Pull out every line of the listing below where "Catacomb" appears.
>> Begin Data to use
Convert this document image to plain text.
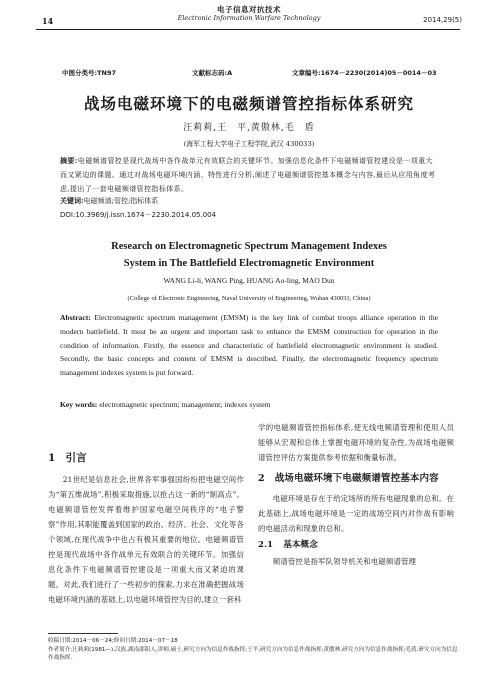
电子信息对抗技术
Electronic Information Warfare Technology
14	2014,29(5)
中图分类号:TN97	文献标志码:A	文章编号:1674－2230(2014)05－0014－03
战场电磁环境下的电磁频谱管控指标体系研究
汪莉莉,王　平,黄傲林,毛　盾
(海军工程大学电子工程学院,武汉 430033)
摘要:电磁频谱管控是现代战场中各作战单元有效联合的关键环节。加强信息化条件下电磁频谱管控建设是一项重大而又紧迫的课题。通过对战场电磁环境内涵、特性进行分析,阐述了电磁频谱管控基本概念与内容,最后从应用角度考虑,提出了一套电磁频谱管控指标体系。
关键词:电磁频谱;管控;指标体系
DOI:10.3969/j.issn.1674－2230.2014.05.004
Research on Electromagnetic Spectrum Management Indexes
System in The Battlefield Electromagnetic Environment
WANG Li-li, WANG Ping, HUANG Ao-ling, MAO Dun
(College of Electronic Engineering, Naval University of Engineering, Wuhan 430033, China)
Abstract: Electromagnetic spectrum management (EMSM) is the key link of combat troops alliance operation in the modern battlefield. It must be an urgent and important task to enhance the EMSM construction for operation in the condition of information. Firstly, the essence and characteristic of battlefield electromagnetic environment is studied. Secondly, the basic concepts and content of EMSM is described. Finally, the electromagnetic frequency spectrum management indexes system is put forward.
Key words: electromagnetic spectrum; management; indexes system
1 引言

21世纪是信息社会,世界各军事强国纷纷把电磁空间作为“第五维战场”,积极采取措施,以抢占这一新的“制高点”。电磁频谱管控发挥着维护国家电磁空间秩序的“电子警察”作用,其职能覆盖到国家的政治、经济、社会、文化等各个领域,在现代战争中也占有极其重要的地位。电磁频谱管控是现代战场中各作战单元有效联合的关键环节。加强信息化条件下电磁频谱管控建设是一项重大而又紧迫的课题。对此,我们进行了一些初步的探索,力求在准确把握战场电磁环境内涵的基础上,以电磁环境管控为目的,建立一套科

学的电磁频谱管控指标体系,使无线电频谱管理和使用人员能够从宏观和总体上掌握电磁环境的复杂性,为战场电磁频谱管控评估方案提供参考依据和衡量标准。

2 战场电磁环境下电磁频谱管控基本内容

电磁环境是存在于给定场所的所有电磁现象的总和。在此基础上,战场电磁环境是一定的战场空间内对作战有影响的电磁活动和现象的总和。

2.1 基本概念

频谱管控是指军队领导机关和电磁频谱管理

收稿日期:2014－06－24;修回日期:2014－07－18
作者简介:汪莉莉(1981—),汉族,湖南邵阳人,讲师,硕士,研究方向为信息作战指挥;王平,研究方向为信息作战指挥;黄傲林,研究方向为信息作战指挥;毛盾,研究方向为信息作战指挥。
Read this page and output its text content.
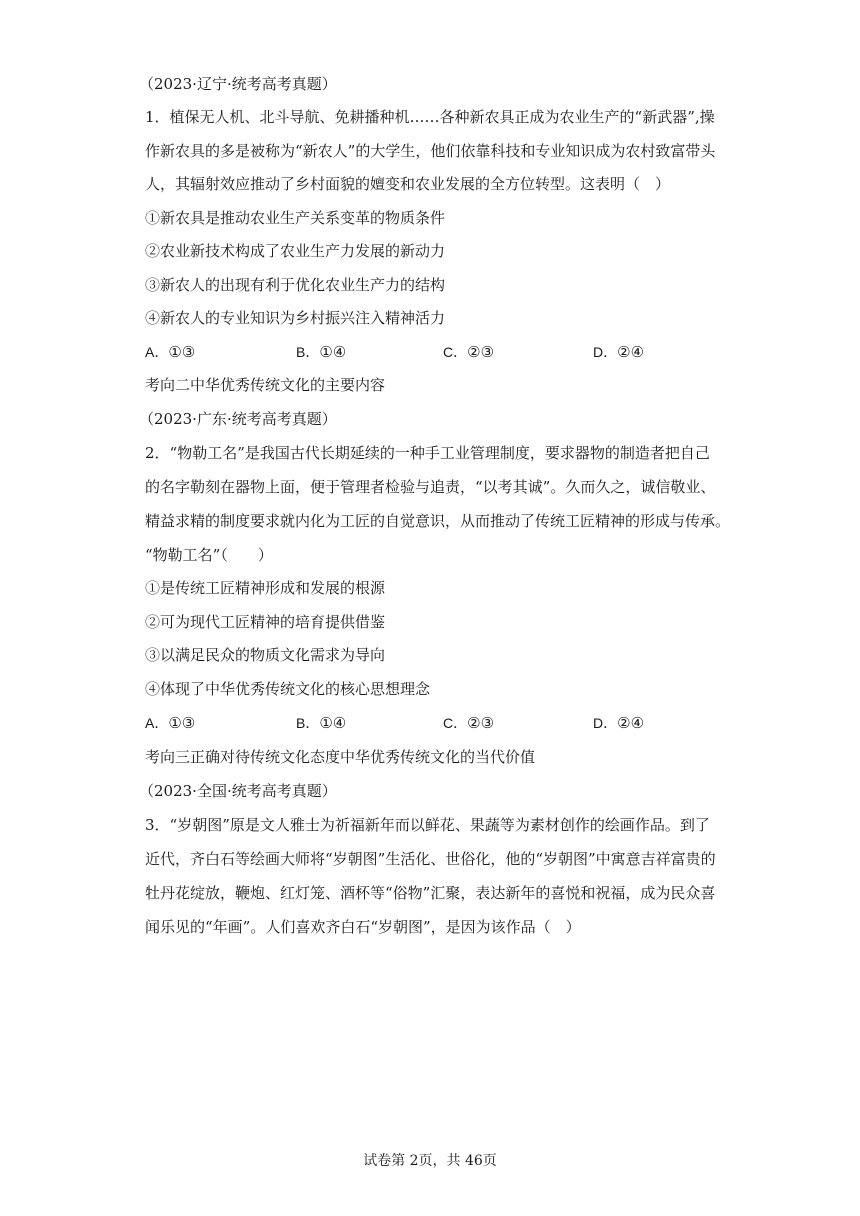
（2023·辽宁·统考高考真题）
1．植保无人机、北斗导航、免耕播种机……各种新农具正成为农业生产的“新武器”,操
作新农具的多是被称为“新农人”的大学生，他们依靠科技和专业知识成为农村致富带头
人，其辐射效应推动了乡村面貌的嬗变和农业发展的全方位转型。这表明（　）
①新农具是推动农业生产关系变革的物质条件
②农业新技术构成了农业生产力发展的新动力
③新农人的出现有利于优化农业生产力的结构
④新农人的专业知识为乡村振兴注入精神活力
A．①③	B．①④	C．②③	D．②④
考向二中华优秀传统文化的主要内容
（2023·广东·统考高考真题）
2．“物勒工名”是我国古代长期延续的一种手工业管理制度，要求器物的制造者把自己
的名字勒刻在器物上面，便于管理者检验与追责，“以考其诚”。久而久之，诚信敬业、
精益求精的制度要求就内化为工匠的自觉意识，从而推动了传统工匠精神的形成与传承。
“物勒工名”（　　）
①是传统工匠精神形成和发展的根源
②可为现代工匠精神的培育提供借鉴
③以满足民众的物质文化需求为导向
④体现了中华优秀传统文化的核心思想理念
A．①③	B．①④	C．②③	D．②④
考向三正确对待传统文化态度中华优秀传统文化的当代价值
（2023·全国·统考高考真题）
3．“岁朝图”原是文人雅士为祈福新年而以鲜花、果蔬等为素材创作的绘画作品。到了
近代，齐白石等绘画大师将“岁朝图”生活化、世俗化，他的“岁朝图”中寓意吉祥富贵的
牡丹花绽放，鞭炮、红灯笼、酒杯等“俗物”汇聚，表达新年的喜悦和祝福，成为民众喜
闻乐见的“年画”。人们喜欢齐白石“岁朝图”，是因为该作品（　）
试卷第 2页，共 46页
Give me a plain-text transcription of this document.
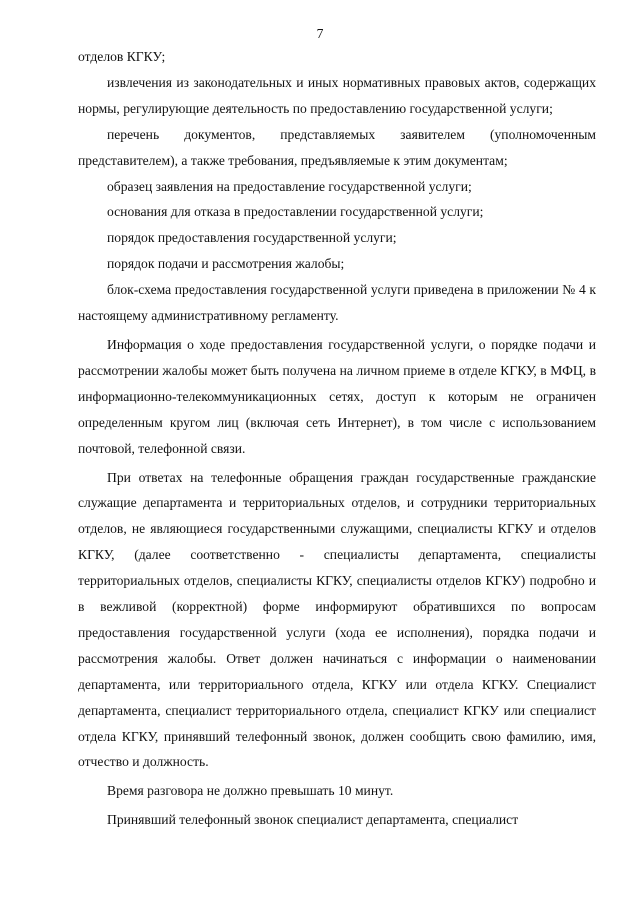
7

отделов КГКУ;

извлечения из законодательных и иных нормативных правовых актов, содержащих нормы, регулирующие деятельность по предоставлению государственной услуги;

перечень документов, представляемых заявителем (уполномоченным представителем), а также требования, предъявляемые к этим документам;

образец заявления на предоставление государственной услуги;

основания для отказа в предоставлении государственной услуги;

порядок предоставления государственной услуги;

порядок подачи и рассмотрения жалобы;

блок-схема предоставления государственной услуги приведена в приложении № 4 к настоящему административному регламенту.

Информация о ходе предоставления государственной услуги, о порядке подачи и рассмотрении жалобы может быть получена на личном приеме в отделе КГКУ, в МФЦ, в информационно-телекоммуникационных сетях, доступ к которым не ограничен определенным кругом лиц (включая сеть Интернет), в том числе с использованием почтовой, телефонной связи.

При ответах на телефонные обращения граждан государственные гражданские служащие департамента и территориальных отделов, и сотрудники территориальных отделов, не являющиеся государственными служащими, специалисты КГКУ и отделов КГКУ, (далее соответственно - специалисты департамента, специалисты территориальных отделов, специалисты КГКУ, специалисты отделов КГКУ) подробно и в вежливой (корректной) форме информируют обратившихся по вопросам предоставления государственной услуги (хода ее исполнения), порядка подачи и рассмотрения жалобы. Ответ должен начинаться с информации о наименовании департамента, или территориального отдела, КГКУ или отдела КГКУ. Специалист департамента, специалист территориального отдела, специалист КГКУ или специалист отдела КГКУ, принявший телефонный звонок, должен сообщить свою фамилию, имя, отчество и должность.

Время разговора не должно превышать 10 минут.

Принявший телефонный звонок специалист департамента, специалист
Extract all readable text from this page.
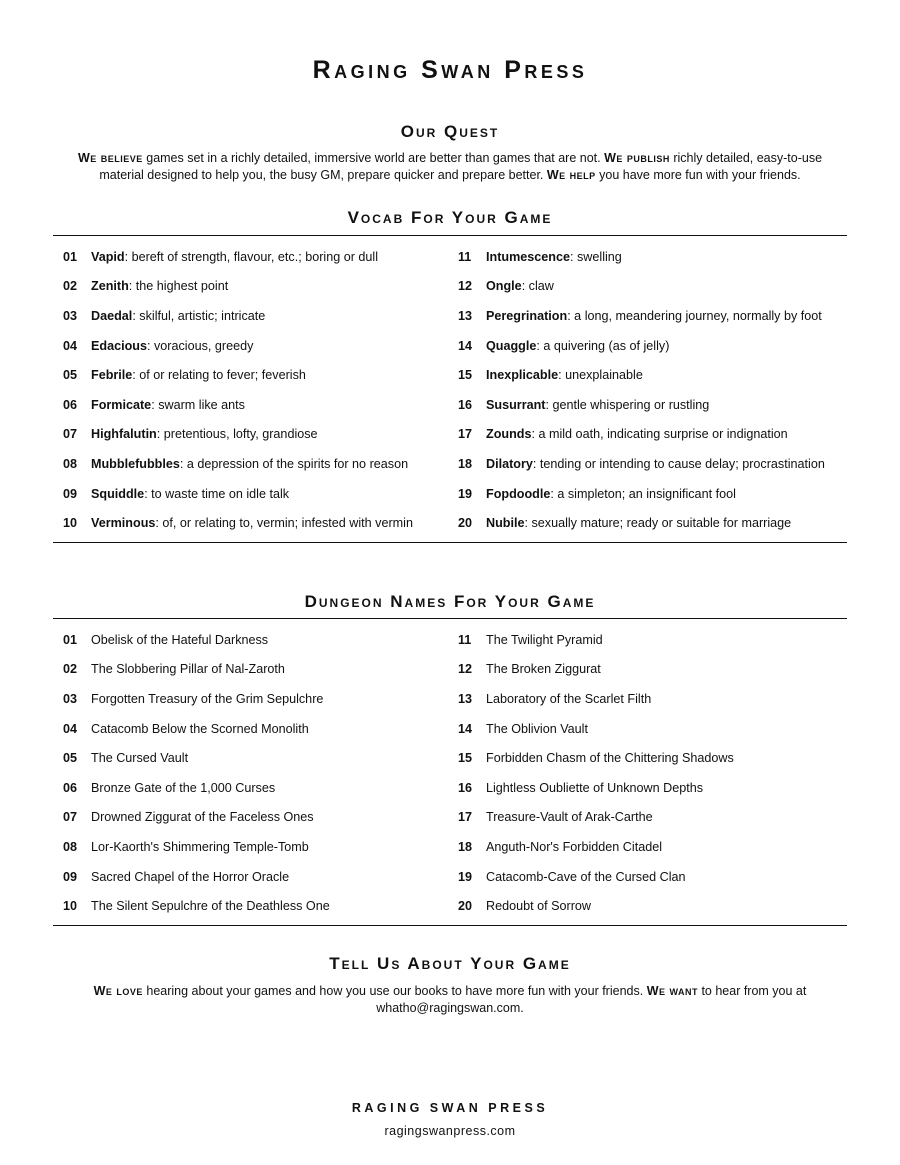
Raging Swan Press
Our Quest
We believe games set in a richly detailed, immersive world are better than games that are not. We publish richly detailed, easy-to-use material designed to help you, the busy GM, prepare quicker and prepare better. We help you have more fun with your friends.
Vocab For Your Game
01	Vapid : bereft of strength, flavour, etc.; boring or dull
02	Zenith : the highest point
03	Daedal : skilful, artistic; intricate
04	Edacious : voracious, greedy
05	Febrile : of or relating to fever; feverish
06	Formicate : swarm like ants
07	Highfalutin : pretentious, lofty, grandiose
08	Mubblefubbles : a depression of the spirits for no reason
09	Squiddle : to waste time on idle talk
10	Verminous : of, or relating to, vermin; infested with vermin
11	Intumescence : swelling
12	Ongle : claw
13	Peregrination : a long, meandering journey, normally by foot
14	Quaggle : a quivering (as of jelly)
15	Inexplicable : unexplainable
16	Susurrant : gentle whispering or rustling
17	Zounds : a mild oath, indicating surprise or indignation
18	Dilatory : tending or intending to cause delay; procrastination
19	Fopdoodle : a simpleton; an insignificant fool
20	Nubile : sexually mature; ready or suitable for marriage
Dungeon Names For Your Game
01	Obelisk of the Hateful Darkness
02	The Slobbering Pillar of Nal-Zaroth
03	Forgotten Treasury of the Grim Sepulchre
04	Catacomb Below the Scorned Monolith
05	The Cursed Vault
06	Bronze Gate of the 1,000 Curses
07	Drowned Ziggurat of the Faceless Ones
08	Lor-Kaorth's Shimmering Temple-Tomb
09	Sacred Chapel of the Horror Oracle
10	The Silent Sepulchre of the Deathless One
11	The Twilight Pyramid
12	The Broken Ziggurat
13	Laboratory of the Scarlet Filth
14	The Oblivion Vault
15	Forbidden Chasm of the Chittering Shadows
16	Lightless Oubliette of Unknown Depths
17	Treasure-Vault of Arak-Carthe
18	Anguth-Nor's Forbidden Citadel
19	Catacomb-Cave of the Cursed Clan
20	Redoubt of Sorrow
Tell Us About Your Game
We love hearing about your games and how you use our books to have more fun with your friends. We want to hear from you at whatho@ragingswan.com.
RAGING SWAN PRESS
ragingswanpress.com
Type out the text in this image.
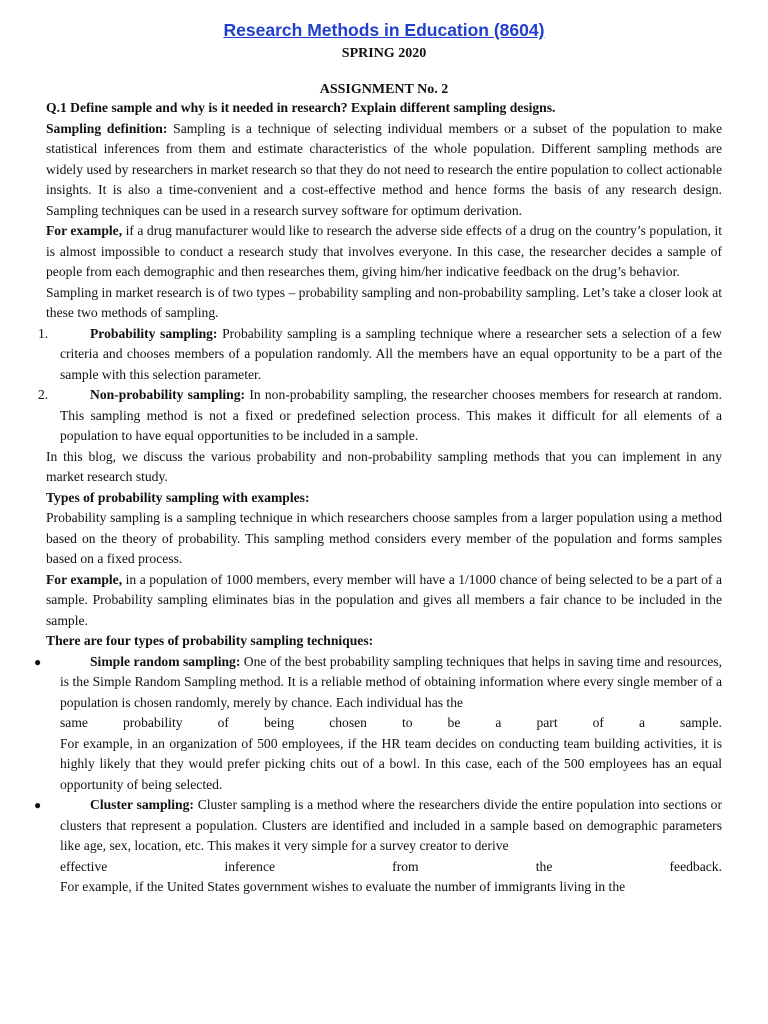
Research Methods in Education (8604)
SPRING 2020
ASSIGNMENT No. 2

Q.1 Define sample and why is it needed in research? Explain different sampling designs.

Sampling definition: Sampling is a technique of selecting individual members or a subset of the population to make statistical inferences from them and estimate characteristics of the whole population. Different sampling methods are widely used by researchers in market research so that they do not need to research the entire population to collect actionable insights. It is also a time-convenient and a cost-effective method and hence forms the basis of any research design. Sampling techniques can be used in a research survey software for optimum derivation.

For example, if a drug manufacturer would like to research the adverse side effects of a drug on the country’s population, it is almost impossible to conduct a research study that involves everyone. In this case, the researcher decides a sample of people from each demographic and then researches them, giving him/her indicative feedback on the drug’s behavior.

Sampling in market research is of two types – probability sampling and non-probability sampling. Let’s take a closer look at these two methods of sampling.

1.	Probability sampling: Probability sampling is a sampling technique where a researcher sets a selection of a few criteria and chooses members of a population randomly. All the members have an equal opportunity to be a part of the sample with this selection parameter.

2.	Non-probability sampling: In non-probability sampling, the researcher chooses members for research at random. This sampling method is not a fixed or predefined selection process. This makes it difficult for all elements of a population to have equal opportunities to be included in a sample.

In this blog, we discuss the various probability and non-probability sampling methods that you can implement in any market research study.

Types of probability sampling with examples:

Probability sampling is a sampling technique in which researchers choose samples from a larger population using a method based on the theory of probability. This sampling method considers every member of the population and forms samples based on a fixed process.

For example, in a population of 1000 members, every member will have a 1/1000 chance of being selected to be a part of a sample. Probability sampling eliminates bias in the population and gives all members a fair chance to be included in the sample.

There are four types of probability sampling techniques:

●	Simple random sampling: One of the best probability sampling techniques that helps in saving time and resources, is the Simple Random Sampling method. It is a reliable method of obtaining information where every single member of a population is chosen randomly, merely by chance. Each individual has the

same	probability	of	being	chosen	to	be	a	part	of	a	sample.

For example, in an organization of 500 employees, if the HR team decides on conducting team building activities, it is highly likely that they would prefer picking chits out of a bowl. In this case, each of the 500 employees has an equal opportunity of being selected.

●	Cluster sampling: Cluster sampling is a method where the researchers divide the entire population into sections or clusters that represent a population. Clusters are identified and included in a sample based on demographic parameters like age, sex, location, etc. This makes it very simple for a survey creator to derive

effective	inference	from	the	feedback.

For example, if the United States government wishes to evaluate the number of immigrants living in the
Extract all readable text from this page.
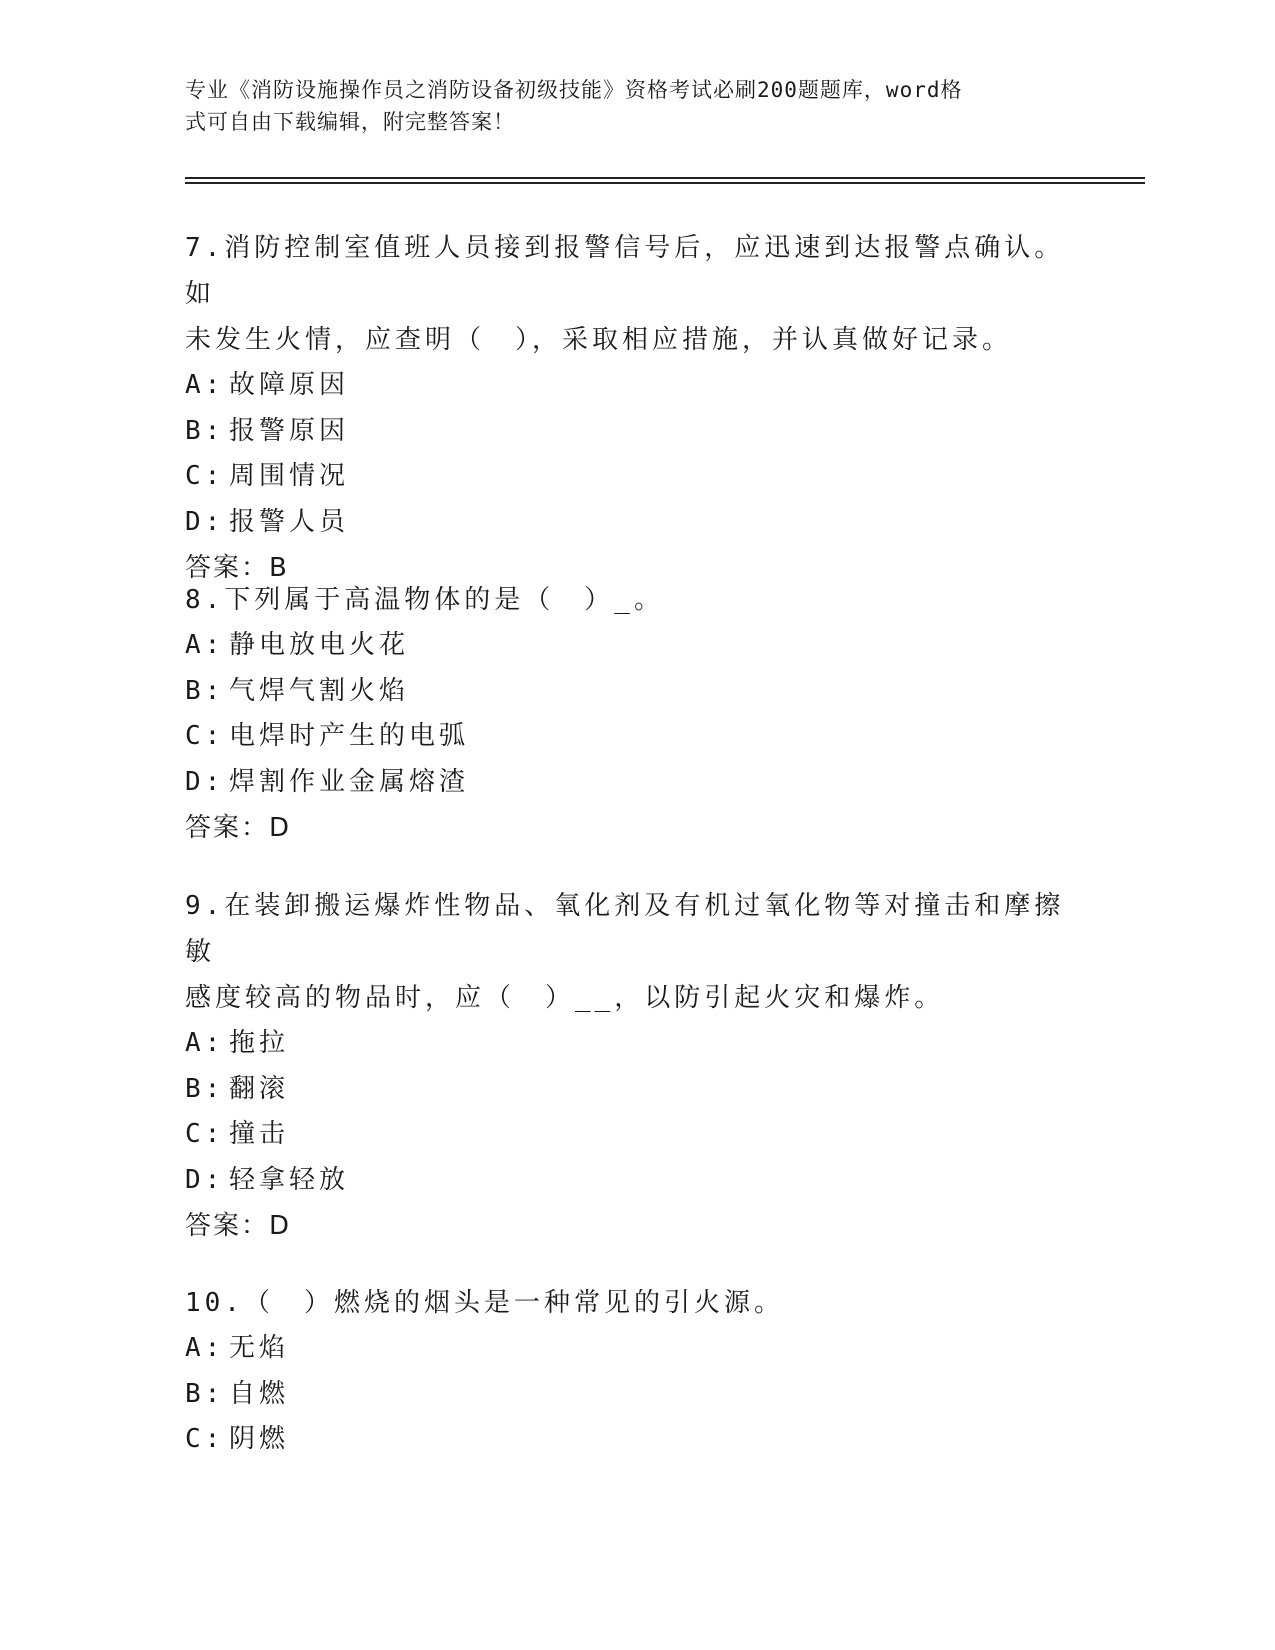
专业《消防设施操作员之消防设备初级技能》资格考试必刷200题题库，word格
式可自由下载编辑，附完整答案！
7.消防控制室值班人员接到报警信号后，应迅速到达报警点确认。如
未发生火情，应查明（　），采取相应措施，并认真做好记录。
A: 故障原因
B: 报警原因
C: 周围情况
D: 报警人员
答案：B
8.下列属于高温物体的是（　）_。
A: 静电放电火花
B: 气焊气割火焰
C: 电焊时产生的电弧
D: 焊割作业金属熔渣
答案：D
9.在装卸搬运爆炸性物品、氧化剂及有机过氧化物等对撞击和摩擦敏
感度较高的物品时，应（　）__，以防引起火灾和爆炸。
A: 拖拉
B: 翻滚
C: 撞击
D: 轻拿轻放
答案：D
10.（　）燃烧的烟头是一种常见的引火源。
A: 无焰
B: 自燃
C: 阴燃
>> End Data to use
*Written answer*:
04	Catacomb Below the Scorned Monolith
19	Catacomb-Cave of the Cursed Clan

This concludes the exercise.